(Figure contents as structured data)
--- Begin ---
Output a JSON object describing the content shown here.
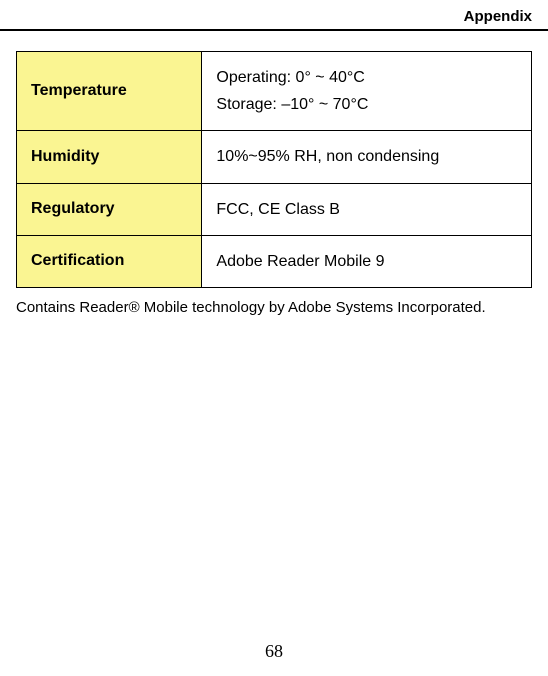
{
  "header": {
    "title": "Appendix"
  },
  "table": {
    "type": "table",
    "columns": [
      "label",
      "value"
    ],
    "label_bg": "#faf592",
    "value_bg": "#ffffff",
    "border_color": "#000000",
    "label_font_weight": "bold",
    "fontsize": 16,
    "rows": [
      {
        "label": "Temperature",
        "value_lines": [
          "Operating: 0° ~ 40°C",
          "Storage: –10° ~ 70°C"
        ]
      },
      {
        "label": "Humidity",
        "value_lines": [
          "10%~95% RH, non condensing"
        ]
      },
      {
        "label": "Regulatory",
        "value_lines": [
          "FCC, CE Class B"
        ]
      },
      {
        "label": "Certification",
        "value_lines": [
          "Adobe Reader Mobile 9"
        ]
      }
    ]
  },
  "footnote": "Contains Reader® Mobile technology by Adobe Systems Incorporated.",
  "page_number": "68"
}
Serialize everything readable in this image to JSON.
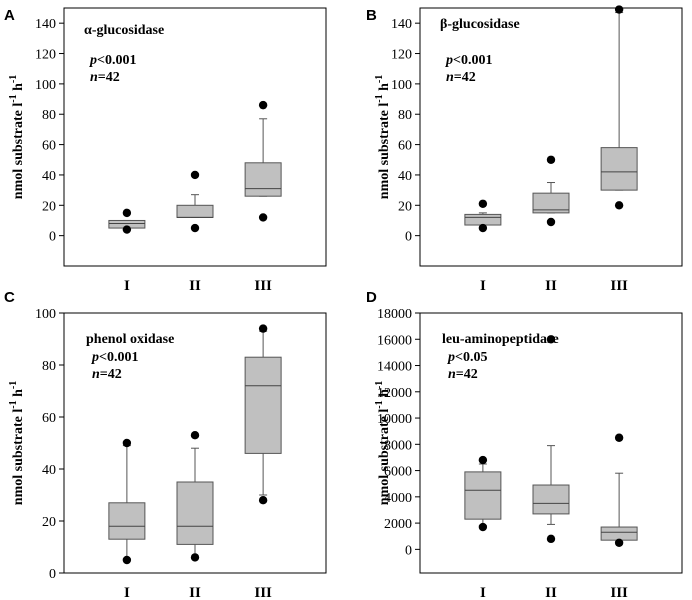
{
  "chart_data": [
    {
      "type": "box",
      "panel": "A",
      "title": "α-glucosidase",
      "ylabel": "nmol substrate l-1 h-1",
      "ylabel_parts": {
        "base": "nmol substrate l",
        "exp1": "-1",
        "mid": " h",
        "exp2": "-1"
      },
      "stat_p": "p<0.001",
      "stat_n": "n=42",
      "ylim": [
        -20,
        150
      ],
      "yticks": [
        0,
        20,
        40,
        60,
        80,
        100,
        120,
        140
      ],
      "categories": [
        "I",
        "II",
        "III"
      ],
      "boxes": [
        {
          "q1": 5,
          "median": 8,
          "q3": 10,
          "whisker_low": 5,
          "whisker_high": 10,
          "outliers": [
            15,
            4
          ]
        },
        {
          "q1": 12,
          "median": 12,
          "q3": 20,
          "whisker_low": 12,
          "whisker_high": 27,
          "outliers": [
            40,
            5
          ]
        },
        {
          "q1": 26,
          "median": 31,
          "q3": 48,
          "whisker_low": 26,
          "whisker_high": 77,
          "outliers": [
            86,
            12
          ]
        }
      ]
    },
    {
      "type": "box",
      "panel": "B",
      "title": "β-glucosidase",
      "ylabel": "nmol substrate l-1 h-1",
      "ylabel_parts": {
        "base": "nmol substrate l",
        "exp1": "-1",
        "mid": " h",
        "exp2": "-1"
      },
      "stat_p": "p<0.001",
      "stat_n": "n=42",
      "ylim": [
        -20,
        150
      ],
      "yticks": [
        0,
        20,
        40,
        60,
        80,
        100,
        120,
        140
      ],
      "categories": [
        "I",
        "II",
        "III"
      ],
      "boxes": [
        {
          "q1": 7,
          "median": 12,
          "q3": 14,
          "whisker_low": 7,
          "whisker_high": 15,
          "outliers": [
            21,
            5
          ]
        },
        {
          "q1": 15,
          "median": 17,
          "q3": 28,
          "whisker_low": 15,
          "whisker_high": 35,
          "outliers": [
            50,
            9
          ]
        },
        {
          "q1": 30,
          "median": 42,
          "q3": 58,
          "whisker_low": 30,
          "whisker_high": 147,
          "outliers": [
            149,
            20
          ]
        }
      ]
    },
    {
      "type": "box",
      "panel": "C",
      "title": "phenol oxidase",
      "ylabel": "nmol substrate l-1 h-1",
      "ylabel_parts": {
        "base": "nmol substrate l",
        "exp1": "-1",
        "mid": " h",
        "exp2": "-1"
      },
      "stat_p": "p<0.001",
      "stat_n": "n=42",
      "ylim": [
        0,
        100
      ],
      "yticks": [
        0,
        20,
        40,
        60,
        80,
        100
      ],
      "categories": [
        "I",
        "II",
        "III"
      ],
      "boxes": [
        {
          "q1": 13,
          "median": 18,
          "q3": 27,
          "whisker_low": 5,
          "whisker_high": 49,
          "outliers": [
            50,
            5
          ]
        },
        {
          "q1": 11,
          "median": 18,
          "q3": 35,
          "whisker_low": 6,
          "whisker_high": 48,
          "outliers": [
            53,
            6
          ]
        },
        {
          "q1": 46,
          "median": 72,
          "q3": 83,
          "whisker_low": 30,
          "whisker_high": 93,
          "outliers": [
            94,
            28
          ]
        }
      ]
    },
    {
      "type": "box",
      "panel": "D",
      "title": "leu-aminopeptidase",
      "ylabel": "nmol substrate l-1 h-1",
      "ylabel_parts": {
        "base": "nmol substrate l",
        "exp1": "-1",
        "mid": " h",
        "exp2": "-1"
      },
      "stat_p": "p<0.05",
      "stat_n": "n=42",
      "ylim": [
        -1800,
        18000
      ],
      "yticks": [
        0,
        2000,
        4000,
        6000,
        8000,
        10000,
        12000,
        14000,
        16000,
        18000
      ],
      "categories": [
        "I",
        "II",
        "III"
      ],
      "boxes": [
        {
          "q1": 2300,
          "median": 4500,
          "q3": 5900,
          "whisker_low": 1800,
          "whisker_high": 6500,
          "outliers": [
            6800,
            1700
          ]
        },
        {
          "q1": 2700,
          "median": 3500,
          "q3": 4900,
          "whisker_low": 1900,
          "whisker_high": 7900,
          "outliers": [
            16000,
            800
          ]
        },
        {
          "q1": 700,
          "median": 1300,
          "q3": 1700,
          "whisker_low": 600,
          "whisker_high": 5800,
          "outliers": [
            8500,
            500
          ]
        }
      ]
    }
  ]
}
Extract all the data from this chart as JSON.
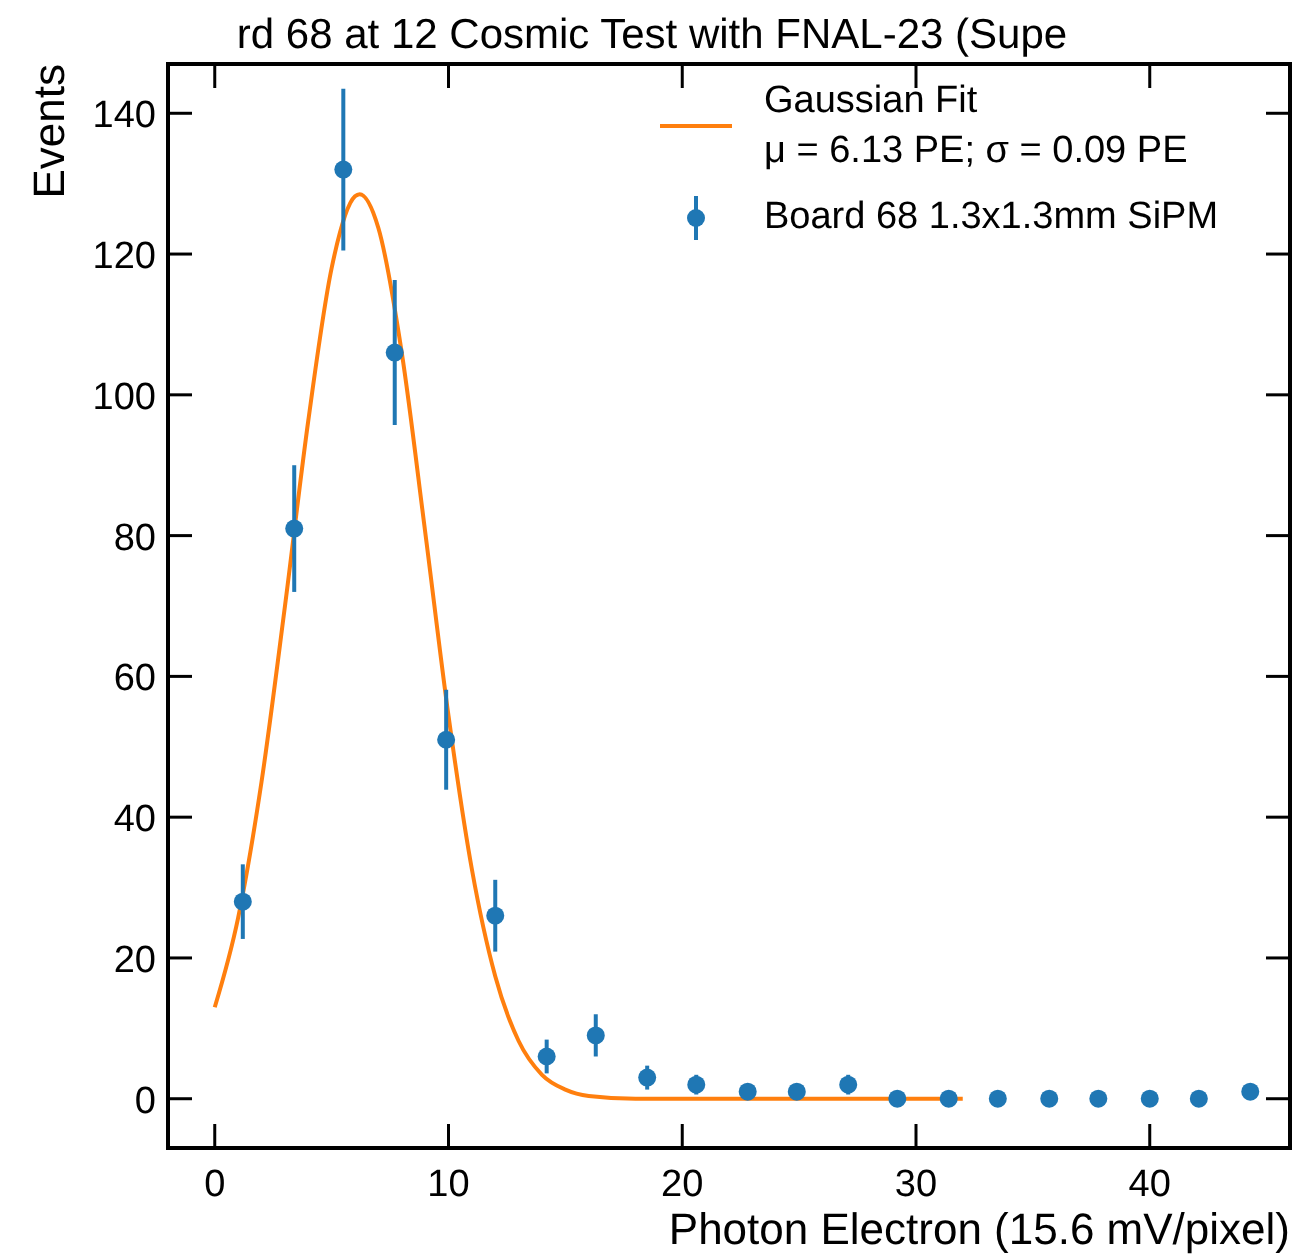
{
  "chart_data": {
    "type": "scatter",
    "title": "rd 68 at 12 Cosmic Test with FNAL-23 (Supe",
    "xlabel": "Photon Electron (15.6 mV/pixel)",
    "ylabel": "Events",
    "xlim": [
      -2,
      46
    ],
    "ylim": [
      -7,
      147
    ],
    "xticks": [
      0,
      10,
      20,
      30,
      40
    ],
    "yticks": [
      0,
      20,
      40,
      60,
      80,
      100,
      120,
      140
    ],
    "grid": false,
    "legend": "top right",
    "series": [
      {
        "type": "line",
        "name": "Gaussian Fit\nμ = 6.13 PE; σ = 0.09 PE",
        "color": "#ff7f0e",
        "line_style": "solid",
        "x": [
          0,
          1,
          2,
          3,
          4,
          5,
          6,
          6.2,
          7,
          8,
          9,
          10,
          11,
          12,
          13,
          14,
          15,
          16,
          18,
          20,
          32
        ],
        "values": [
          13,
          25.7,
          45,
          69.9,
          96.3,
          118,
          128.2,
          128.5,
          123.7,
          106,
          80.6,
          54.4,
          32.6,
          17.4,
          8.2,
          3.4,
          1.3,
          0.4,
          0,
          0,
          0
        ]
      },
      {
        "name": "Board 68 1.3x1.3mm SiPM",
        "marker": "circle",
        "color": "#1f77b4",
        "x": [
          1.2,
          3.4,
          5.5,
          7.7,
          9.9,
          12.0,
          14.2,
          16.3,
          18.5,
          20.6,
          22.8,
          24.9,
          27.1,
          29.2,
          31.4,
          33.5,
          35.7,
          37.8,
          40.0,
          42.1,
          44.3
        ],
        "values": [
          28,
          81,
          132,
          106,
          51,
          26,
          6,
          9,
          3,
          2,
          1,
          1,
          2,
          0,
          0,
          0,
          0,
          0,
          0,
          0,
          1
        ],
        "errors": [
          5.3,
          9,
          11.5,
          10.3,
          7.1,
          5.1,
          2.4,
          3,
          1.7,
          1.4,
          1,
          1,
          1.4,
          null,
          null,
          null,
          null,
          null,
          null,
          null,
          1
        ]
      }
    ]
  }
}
--- End ---
Written exercise.
Omit any images, then output the listing exactly.

Output of the task.
Output a JSON object describing the content shown here.
{
  "header": {
    "title": "Appendix"
  },
  "table": {
    "type": "table",
    "columns": [
      "label",
      "value"
    ],
    "label_bg": "#faf592",
    "value_bg": "#ffffff",
    "border_color": "#000000",
    "label_font_weight": "bold",
    "fontsize": 16,
    "rows": [
      {
        "label": "Temperature",
        "value_lines": [
          "Operating: 0° ~ 40°C",
          "Storage: –10° ~ 70°C"
        ]
      },
      {
        "label": "Humidity",
        "value_lines": [
          "10%~95% RH, non condensing"
        ]
      },
      {
        "label": "Regulatory",
        "value_lines": [
          "FCC, CE Class B"
        ]
      },
      {
        "label": "Certification",
        "value_lines": [
          "Adobe Reader Mobile 9"
        ]
      }
    ]
  },
  "footnote": "Contains Reader® Mobile technology by Adobe Systems Incorporated.",
  "page_number": "68"
}
Serialize everything readable in this image to JSON.
{
  "chart_data": [
    {
      "type": "box",
      "panel": "A",
      "title": "α-glucosidase",
      "ylabel": "nmol substrate l-1 h-1",
      "ylabel_parts": {
        "base": "nmol substrate l",
        "exp1": "-1",
        "mid": " h",
        "exp2": "-1"
      },
      "stat_p": "p<0.001",
      "stat_n": "n=42",
      "ylim": [
        -20,
        150
      ],
      "yticks": [
        0,
        20,
        40,
        60,
        80,
        100,
        120,
        140
      ],
      "categories": [
        "I",
        "II",
        "III"
      ],
      "boxes": [
        {
          "q1": 5,
          "median": 8,
          "q3": 10,
          "whisker_low": 5,
          "whisker_high": 10,
          "outliers": [
            15,
            4
          ]
        },
        {
          "q1": 12,
          "median": 12,
          "q3": 20,
          "whisker_low": 12,
          "whisker_high": 27,
          "outliers": [
            40,
            5
          ]
        },
        {
          "q1": 26,
          "median": 31,
          "q3": 48,
          "whisker_low": 26,
          "whisker_high": 77,
          "outliers": [
            86,
            12
          ]
        }
      ]
    },
    {
      "type": "box",
      "panel": "B",
      "title": "β-glucosidase",
      "ylabel": "nmol substrate l-1 h-1",
      "ylabel_parts": {
        "base": "nmol substrate l",
        "exp1": "-1",
        "mid": " h",
        "exp2": "-1"
      },
      "stat_p": "p<0.001",
      "stat_n": "n=42",
      "ylim": [
        -20,
        150
      ],
      "yticks": [
        0,
        20,
        40,
        60,
        80,
        100,
        120,
        140
      ],
      "categories": [
        "I",
        "II",
        "III"
      ],
      "boxes": [
        {
          "q1": 7,
          "median": 12,
          "q3": 14,
          "whisker_low": 7,
          "whisker_high": 15,
          "outliers": [
            21,
            5
          ]
        },
        {
          "q1": 15,
          "median": 17,
          "q3": 28,
          "whisker_low": 15,
          "whisker_high": 35,
          "outliers": [
            50,
            9
          ]
        },
        {
          "q1": 30,
          "median": 42,
          "q3": 58,
          "whisker_low": 30,
          "whisker_high": 147,
          "outliers": [
            149,
            20
          ]
        }
      ]
    },
    {
      "type": "box",
      "panel": "C",
      "title": "phenol oxidase",
      "ylabel": "nmol substrate l-1 h-1",
      "ylabel_parts": {
        "base": "nmol substrate l",
        "exp1": "-1",
        "mid": " h",
        "exp2": "-1"
      },
      "stat_p": "p<0.001",
      "stat_n": "n=42",
      "ylim": [
        0,
        100
      ],
      "yticks": [
        0,
        20,
        40,
        60,
        80,
        100
      ],
      "categories": [
        "I",
        "II",
        "III"
      ],
      "boxes": [
        {
          "q1": 13,
          "median": 18,
          "q3": 27,
          "whisker_low": 5,
          "whisker_high": 49,
          "outliers": [
            50,
            5
          ]
        },
        {
          "q1": 11,
          "median": 18,
          "q3": 35,
          "whisker_low": 6,
          "whisker_high": 48,
          "outliers": [
            53,
            6
          ]
        },
        {
          "q1": 46,
          "median": 72,
          "q3": 83,
          "whisker_low": 30,
          "whisker_high": 93,
          "outliers": [
            94,
            28
          ]
        }
      ]
    },
    {
      "type": "box",
      "panel": "D",
      "title": "leu-aminopeptidase",
      "ylabel": "nmol substrate l-1 h-1",
      "ylabel_parts": {
        "base": "nmol substrate l",
        "exp1": "-1",
        "mid": " h",
        "exp2": "-1"
      },
      "stat_p": "p<0.05",
      "stat_n": "n=42",
      "ylim": [
        -1800,
        18000
      ],
      "yticks": [
        0,
        2000,
        4000,
        6000,
        8000,
        10000,
        12000,
        14000,
        16000,
        18000
      ],
      "categories": [
        "I",
        "II",
        "III"
      ],
      "boxes": [
        {
          "q1": 2300,
          "median": 4500,
          "q3": 5900,
          "whisker_low": 1800,
          "whisker_high": 6500,
          "outliers": [
            6800,
            1700
          ]
        },
        {
          "q1": 2700,
          "median": 3500,
          "q3": 4900,
          "whisker_low": 1900,
          "whisker_high": 7900,
          "outliers": [
            16000,
            800
          ]
        },
        {
          "q1": 700,
          "median": 1300,
          "q3": 1700,
          "whisker_low": 600,
          "whisker_high": 5800,
          "outliers": [
            8500,
            500
          ]
        }
      ]
    }
  ]
}
Extract all the data from this chart as JSON.
{
  "chart_data": {
    "type": "scatter",
    "title": "rd 68 at 12 Cosmic Test with FNAL-23 (Supe",
    "xlabel": "Photon Electron (15.6 mV/pixel)",
    "ylabel": "Events",
    "xlim": [
      -2,
      46
    ],
    "ylim": [
      -7,
      147
    ],
    "xticks": [
      0,
      10,
      20,
      30,
      40
    ],
    "yticks": [
      0,
      20,
      40,
      60,
      80,
      100,
      120,
      140
    ],
    "grid": false,
    "legend": "top right",
    "series": [
      {
        "type": "line",
        "name": "Gaussian Fit\nμ = 6.13 PE; σ = 0.09 PE",
        "color": "#ff7f0e",
        "line_style": "solid",
        "x": [
          0,
          1,
          2,
          3,
          4,
          5,
          6,
          6.2,
          7,
          8,
          9,
          10,
          11,
          12,
          13,
          14,
          15,
          16,
          18,
          20,
          32
        ],
        "values": [
          13,
          25.7,
          45,
          69.9,
          96.3,
          118,
          128.2,
          128.5,
          123.7,
          106,
          80.6,
          54.4,
          32.6,
          17.4,
          8.2,
          3.4,
          1.3,
          0.4,
          0,
          0,
          0
        ]
      },
      {
        "name": "Board 68 1.3x1.3mm SiPM",
        "marker": "circle",
        "color": "#1f77b4",
        "x": [
          1.2,
          3.4,
          5.5,
          7.7,
          9.9,
          12.0,
          14.2,
          16.3,
          18.5,
          20.6,
          22.8,
          24.9,
          27.1,
          29.2,
          31.4,
          33.5,
          35.7,
          37.8,
          40.0,
          42.1,
          44.3
        ],
        "values": [
          28,
          81,
          132,
          106,
          51,
          26,
          6,
          9,
          3,
          2,
          1,
          1,
          2,
          0,
          0,
          0,
          0,
          0,
          0,
          0,
          1
        ],
        "errors": [
          5.3,
          9,
          11.5,
          10.3,
          7.1,
          5.1,
          2.4,
          3,
          1.7,
          1.4,
          1,
          1,
          1.4,
          null,
          null,
          null,
          null,
          null,
          null,
          null,
          1
        ]
      }
    ]
  }
}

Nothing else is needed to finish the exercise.